**Exercise inputs**
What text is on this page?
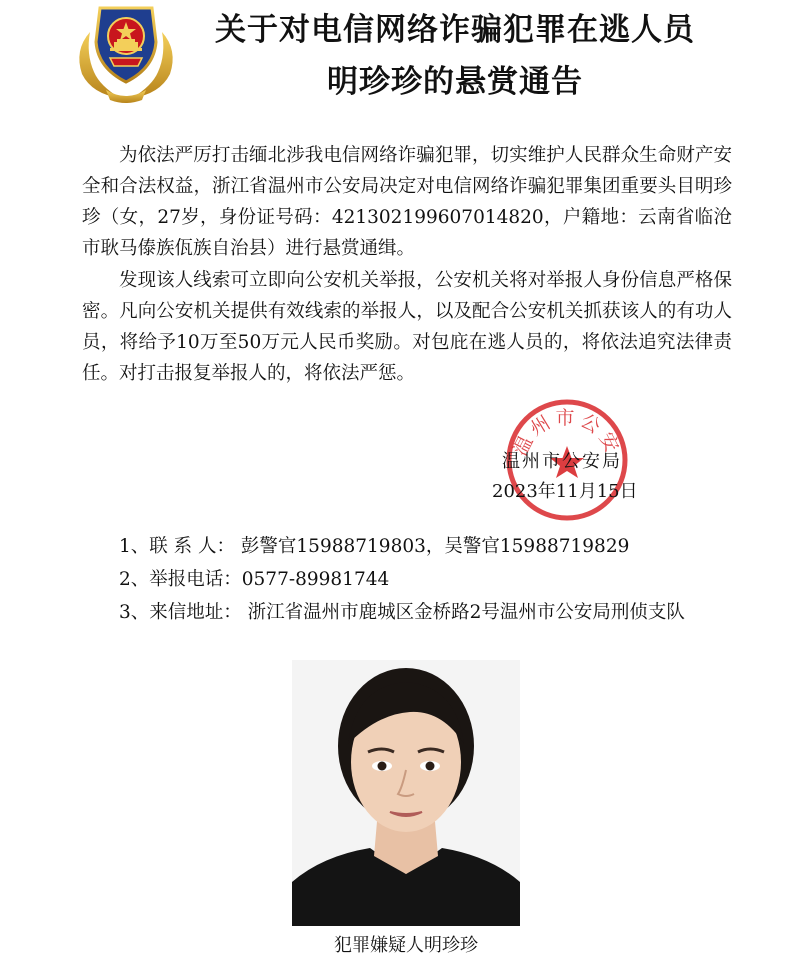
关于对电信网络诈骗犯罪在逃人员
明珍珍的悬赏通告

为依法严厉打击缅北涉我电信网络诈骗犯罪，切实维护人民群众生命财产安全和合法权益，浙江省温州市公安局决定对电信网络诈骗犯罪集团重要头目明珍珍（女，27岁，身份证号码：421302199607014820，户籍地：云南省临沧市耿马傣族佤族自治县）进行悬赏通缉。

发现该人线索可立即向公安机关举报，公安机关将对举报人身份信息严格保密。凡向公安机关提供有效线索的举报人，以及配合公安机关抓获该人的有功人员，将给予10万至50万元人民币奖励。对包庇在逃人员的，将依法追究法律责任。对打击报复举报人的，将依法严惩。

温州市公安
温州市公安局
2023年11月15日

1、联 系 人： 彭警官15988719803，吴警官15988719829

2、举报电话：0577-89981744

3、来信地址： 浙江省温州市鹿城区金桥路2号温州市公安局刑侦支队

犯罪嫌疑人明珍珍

==

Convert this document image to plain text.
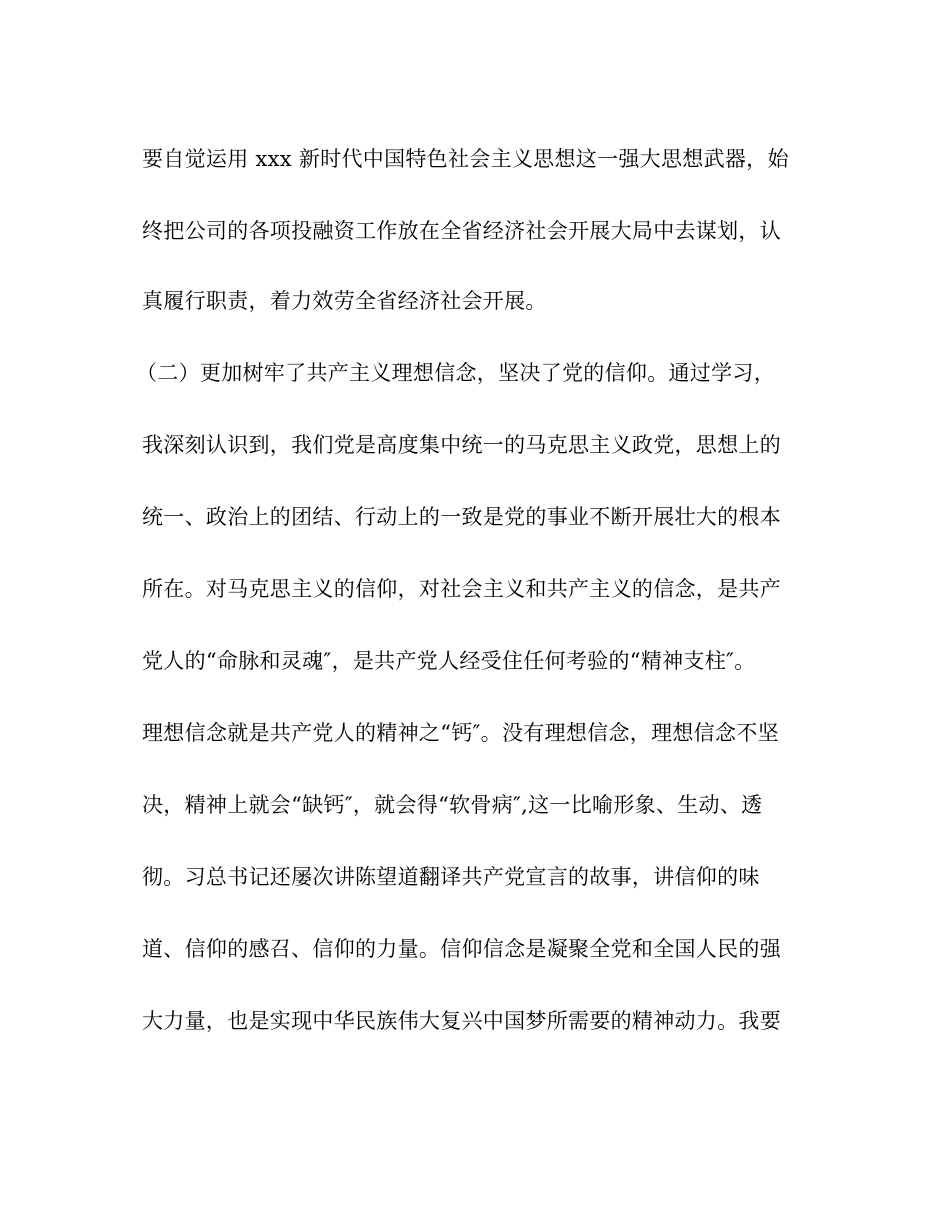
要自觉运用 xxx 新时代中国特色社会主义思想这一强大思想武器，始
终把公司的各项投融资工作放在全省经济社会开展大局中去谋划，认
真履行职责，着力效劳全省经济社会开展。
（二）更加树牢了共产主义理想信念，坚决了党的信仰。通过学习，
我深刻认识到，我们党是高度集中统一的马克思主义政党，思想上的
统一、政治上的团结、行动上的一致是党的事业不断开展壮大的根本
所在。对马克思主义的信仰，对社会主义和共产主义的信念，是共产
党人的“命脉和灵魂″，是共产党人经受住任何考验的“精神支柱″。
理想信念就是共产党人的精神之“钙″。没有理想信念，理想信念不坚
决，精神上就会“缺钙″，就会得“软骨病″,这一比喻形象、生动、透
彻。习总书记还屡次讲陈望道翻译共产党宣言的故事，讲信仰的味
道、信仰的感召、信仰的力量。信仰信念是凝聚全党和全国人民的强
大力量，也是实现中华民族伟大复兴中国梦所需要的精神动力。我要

**Job**
Pick out, from the lines above, every one that contains the string "this".

**Final result**
What text is on this page?
Convert this document image to plain text.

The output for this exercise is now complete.